(Collected data entries)
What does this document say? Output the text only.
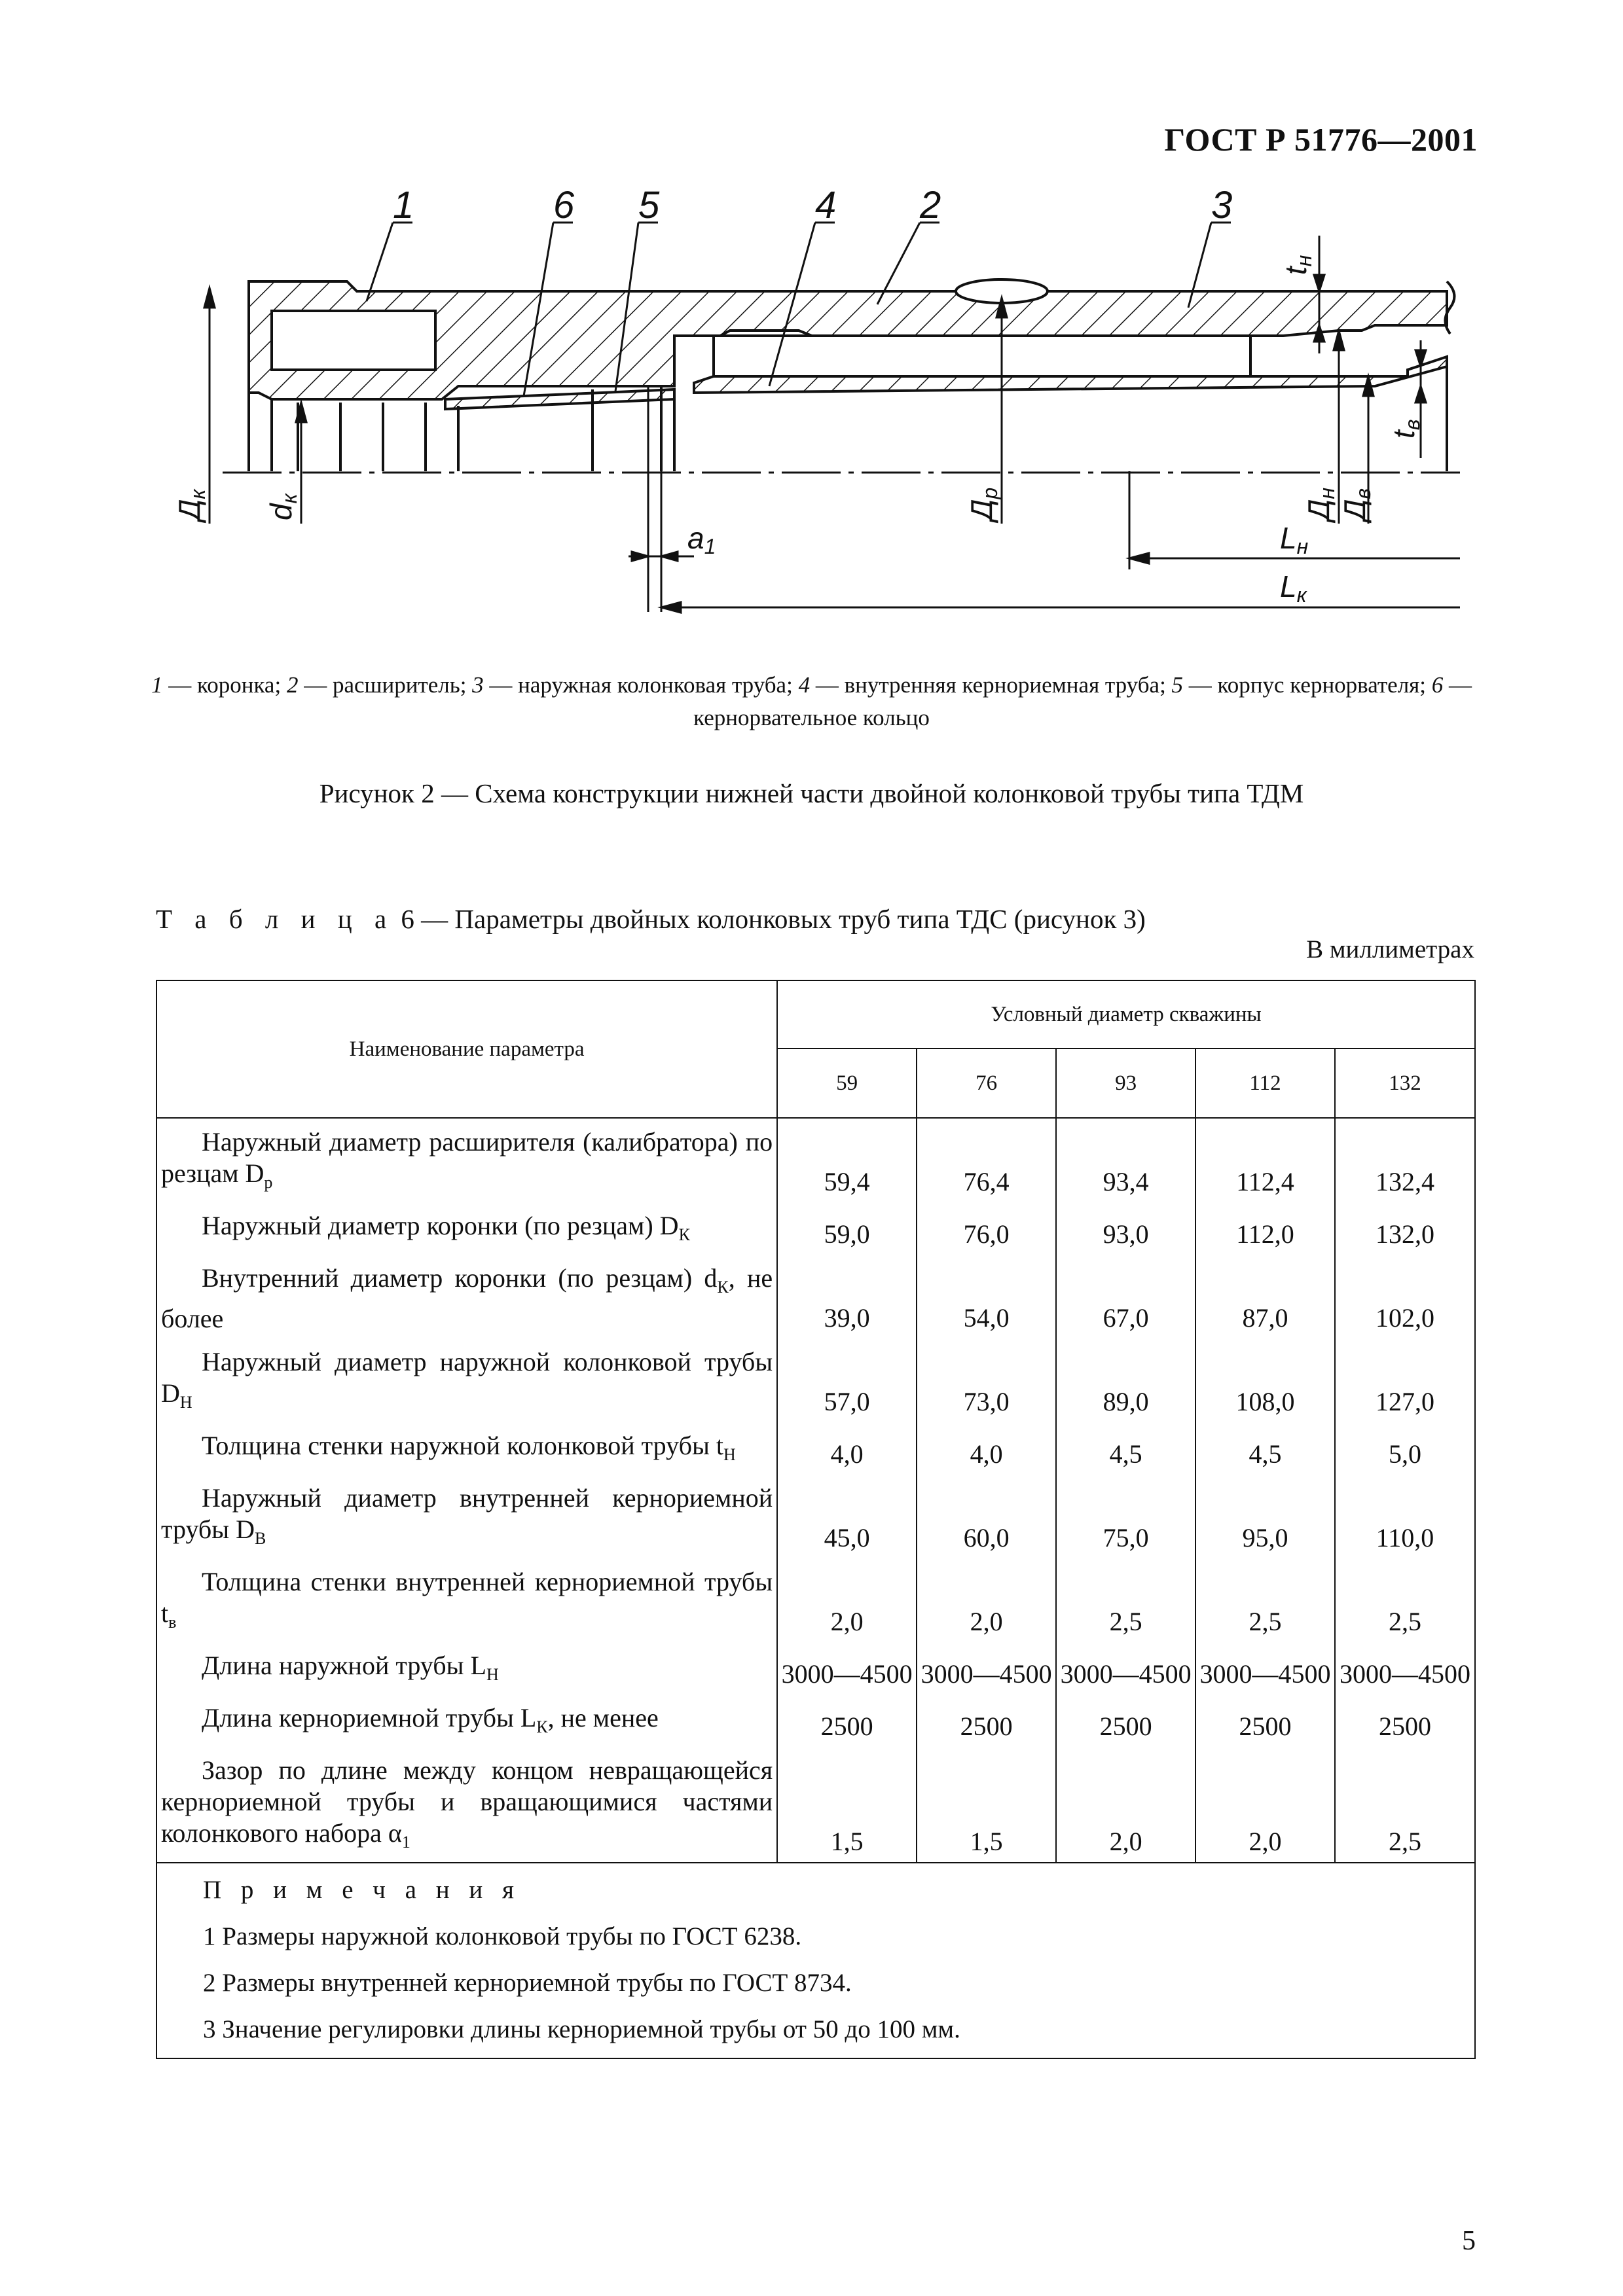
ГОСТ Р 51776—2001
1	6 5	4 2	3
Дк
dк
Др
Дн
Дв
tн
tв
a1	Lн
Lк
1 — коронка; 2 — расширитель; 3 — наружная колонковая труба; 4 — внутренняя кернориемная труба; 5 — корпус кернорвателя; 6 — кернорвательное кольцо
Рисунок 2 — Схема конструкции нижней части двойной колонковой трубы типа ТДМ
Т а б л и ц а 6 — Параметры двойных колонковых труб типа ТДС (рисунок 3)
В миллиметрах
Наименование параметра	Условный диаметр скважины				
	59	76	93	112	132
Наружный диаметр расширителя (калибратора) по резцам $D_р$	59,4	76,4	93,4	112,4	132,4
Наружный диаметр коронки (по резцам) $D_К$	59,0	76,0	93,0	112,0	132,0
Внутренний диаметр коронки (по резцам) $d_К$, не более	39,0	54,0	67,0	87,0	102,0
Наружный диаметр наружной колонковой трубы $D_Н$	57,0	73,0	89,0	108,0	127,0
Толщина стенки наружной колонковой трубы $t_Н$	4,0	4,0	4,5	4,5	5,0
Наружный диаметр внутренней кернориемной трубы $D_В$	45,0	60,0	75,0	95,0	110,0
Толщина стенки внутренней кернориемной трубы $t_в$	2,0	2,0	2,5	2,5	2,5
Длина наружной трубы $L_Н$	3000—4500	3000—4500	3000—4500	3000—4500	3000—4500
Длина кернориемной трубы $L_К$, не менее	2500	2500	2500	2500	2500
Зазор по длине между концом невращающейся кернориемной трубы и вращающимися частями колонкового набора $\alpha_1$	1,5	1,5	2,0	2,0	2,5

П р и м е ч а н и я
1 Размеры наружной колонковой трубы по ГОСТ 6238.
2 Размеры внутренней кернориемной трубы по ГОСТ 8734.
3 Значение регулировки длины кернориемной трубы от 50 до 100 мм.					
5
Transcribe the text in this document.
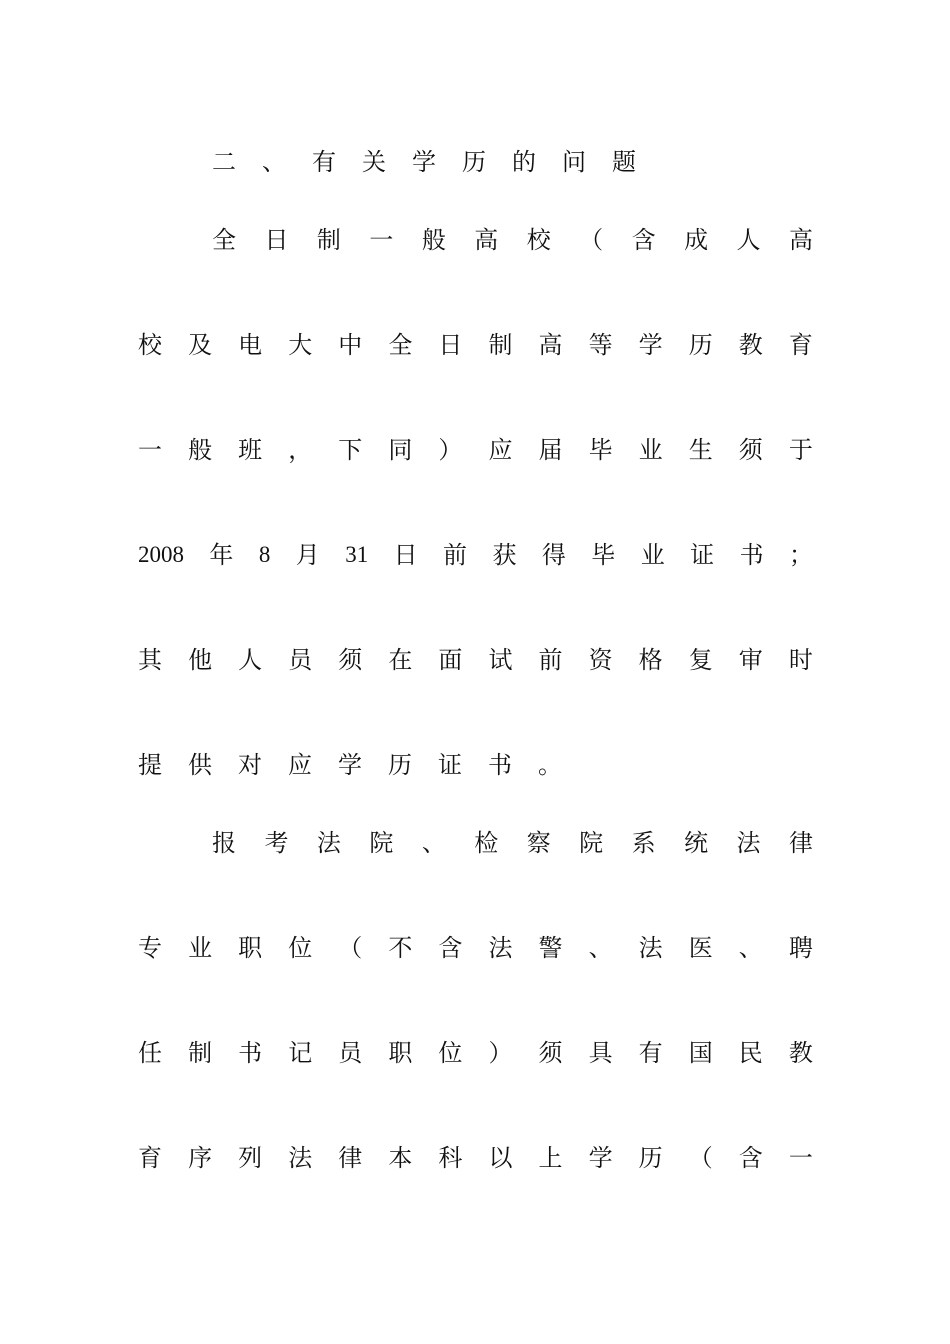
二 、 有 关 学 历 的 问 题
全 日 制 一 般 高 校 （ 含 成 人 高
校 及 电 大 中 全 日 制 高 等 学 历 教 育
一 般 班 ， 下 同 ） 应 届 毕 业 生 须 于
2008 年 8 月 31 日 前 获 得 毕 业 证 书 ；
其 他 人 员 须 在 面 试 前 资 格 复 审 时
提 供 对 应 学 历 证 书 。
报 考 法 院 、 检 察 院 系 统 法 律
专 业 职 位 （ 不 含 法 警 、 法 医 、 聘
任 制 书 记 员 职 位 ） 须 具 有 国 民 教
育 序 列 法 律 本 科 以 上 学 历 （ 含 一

**STATED EXERCISE:** Scan the material and collect every line that contains "document".

**ANSWER TO THIS EXERCISE:**
What does this document say? Output the text only.
Transcribe the text in this document.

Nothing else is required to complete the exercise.